▶ _Exercise instructions_: Write out each line in which the string "порядка" is present.

▶ _Data supplied_:
════

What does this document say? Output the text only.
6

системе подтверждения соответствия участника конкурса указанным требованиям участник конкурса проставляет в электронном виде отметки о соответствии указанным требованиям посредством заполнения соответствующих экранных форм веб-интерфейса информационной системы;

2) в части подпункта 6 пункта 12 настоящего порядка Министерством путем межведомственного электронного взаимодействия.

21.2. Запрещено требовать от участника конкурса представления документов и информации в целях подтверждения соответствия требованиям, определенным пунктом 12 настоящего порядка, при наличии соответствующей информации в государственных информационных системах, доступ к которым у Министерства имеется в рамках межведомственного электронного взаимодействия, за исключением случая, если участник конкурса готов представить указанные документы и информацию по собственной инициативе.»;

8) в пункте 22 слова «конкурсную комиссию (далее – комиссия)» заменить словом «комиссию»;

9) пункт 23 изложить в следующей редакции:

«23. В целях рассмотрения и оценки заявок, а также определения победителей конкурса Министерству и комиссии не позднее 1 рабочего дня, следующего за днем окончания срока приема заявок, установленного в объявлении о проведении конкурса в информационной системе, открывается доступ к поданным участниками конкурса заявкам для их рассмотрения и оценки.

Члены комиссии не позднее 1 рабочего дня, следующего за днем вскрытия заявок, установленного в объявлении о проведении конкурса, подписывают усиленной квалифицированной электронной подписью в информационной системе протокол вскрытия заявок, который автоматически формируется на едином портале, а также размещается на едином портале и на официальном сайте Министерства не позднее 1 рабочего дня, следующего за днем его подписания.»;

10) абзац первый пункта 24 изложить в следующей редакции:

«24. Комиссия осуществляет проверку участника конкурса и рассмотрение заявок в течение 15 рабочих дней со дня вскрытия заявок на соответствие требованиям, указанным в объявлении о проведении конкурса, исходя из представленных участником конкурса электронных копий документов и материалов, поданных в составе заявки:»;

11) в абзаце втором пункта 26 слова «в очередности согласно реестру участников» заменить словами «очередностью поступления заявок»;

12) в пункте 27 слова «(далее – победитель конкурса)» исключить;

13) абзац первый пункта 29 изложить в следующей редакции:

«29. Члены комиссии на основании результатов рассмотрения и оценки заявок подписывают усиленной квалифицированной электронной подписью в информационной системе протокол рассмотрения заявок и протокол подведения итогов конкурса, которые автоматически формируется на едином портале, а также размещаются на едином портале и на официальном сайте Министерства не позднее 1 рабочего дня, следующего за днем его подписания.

════

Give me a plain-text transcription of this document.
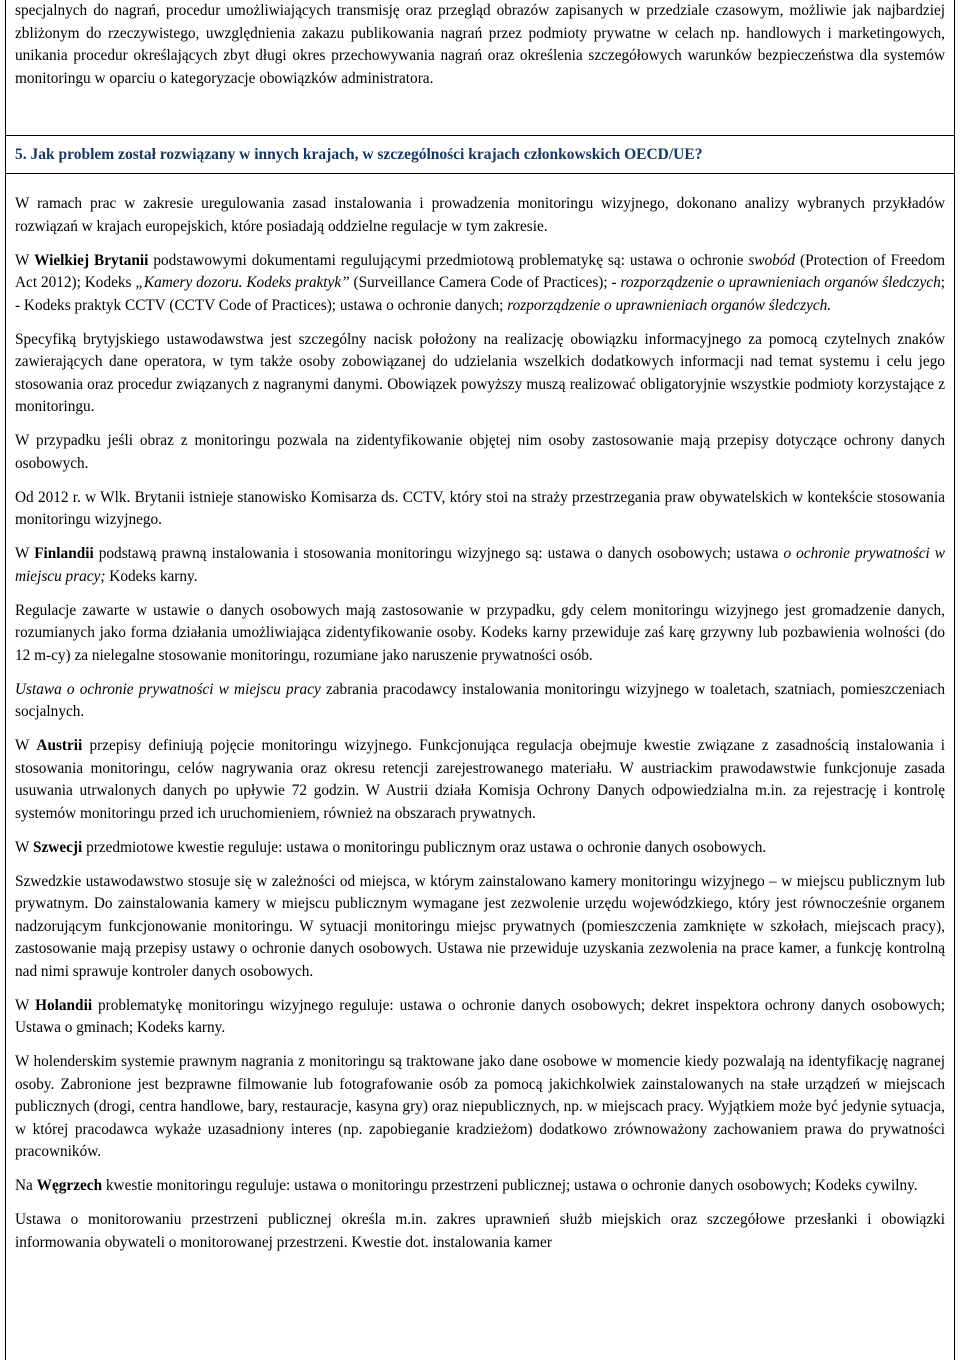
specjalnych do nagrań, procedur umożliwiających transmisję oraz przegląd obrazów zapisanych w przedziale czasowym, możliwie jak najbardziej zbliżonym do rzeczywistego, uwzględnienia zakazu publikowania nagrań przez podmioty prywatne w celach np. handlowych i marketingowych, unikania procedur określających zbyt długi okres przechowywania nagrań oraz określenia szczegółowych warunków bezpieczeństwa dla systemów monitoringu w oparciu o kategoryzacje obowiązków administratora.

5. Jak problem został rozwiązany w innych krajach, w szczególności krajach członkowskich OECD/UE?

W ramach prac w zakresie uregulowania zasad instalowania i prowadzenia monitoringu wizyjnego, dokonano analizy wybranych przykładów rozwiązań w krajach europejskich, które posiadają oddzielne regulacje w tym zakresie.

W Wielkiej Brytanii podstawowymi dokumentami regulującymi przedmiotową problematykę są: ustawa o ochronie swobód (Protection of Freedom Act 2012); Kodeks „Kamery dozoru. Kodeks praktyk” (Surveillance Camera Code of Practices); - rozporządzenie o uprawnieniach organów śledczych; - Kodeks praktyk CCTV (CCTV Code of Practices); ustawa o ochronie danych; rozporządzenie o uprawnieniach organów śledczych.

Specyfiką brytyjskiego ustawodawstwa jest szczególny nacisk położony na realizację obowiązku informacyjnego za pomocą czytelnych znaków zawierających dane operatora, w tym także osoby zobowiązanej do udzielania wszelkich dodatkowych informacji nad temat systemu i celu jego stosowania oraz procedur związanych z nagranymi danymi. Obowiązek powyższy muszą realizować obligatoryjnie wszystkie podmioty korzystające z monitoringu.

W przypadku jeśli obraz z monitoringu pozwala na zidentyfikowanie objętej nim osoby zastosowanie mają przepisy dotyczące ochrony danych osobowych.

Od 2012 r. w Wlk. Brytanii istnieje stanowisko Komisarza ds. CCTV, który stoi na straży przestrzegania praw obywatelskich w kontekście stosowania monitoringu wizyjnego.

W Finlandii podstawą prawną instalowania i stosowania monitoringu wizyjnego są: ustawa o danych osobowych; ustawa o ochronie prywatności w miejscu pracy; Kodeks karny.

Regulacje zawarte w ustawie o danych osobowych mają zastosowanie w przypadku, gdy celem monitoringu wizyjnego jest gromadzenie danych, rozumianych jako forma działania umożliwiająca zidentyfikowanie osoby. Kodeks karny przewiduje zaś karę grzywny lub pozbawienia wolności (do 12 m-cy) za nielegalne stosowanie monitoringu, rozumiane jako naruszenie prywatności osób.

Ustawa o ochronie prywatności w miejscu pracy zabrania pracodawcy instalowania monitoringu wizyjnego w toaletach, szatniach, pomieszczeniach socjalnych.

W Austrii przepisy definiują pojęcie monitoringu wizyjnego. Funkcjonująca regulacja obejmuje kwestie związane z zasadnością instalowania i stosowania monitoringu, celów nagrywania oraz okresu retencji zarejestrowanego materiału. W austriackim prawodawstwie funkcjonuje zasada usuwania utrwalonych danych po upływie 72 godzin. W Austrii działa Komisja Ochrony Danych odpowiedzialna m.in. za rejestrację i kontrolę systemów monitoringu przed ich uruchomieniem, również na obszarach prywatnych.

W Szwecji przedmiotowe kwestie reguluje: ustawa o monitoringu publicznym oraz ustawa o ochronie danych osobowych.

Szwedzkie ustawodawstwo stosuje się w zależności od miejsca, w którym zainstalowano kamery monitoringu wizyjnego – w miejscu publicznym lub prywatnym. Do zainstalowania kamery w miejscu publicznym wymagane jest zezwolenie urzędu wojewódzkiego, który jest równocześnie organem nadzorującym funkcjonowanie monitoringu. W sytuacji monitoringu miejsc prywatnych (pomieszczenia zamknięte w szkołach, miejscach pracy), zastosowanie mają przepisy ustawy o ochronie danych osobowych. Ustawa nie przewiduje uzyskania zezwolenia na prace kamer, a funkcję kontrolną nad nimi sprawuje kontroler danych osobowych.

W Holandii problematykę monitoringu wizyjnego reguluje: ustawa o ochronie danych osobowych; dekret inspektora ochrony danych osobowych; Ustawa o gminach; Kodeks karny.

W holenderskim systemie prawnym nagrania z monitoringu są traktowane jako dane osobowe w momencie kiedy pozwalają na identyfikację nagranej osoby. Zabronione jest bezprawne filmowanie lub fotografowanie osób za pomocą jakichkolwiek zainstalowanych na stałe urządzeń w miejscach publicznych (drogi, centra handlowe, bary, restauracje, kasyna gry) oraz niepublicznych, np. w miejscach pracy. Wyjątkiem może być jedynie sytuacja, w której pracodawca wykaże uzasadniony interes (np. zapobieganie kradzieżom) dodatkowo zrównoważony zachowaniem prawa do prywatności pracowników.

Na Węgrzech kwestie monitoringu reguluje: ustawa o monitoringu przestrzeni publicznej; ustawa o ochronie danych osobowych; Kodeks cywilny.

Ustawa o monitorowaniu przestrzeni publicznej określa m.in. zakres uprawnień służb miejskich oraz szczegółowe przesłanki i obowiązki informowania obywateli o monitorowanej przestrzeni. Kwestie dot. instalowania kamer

════

▶ _Finished task_:
2) в части подпункта 6 пункта 12 настоящего порядка Министерством путем межведомственного электронного взаимодействия.
21.2. Запрещено требовать от участника конкурса представления документов и информации в целях подтверждения соответствия требованиям, определенным пунктом 12 настоящего порядка, при наличии соответствующей информации в государственных информационных системах, доступ к которым у Министерства имеется в рамках межведомственного электронного взаимодействия, за исключением случая, если участник конкурса готов представить указанные документы и информацию по собственной инициативе.»;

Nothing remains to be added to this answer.